##### Supplied data #####
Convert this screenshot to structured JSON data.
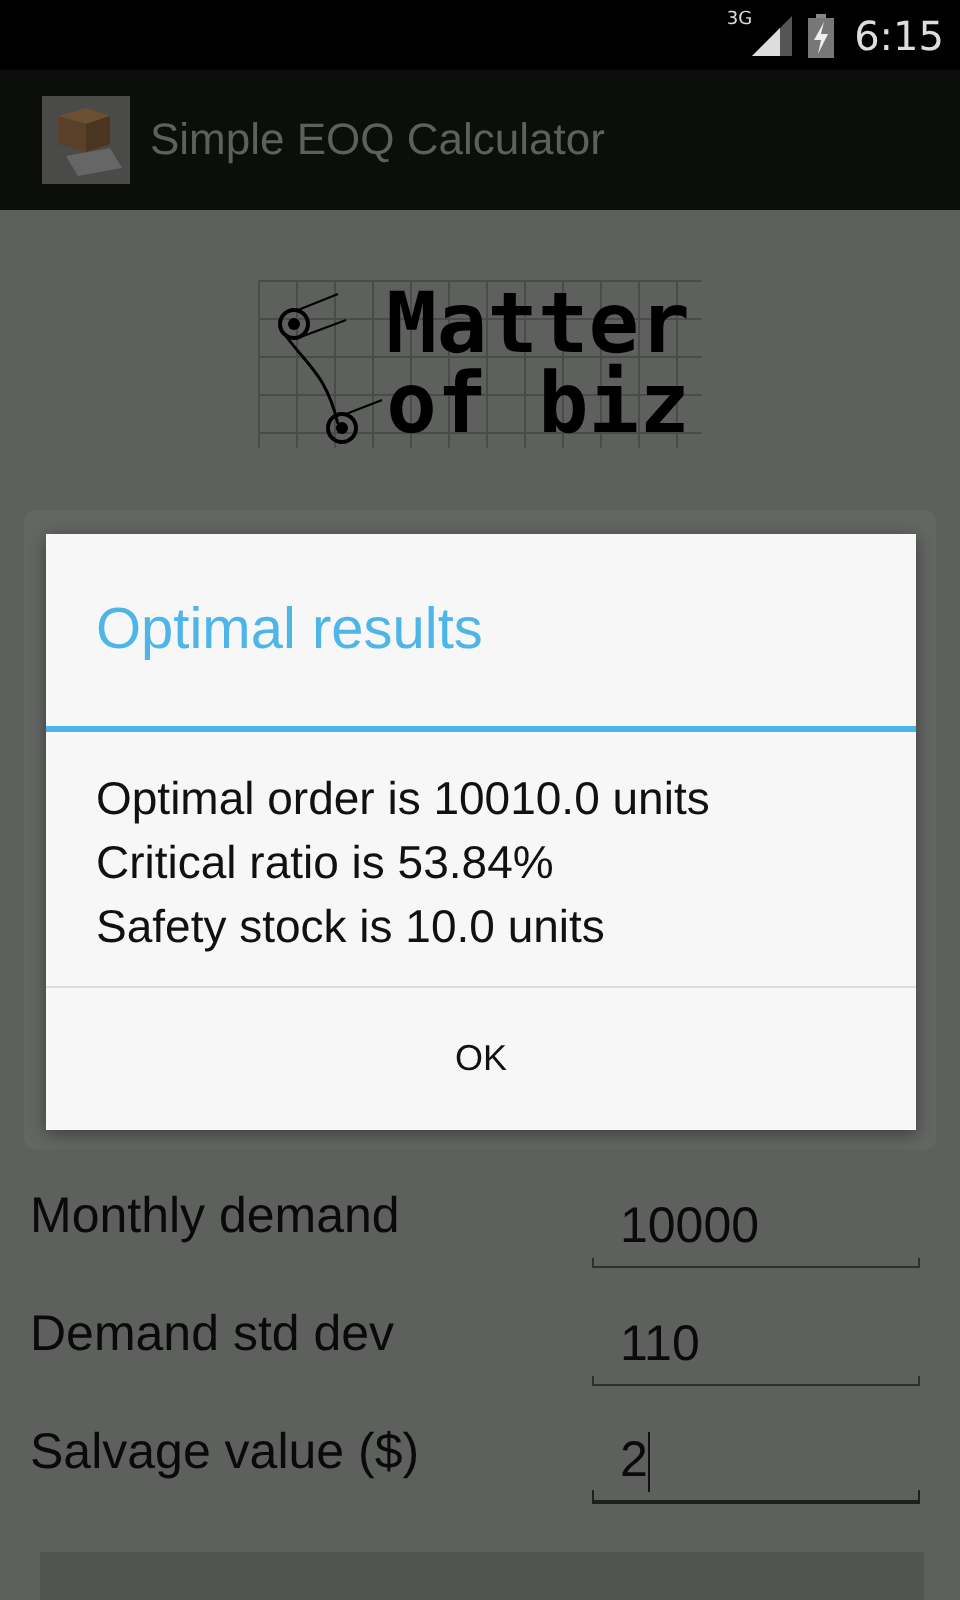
{
  "status_bar": {
    "network": "3G",
    "time": "6:15"
  },
  "action_bar": {
    "title": "Simple EOQ Calculator"
  },
  "logo": {
    "line_1": "Matter",
    "line_2": "of biz"
  },
  "rows": [
    {
      "label": "Monthly demand",
      "value": "10000",
      "focused": false
    },
    {
      "label": "Demand std dev",
      "value": "110",
      "focused": false
    },
    {
      "label": "Salvage value ($)",
      "value": "2",
      "focused": true
    }
  ],
  "dialog": {
    "title": "Optimal results",
    "lines": [
      "Optimal order is 10010.0 units",
      "Critical ratio is 53.84%",
      "Safety stock is 10.0 units"
    ],
    "button": "OK"
  }
}
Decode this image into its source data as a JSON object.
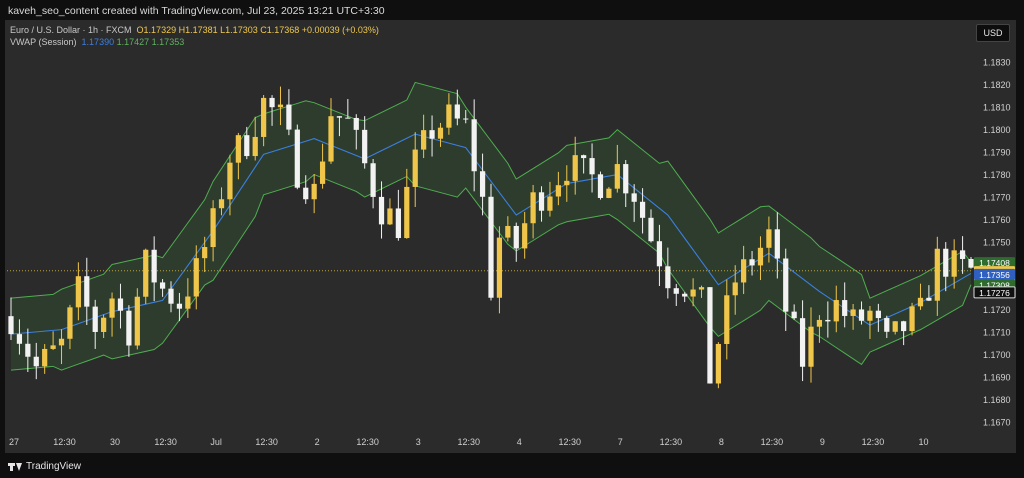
#####
▶ What you have to do:
Without including any pictures, print each record exactly.

▶ Solution for this task:
Convert this screenshot to structured JSON data.
{
  "status_bar": {
    "network": "3G",
    "time": "6:15"
  },
  "action_bar": {
    "title": "Simple EOQ Calculator"
  },
  "logo": {
    "line_1": "Matter",
    "line_2": "of biz"
  },
  "rows": [
    {
      "label": "Monthly demand",
      "value": "10000",
      "focused": false
    },
    {
      "label": "Demand std dev",
      "value": "110",
      "focused": false
    },
    {
      "label": "Salvage value ($)",
      "value": "2",
      "focused": true
    }
  ],
  "dialog": {
    "title": "Optimal results",
    "lines": [
      "Optimal order is 10010.0 units",
      "Critical ratio is 53.84%",
      "Safety stock is 10.0 units"
    ],
    "button": "OK"
  }
}
Decode this image into its source data as a JSON object.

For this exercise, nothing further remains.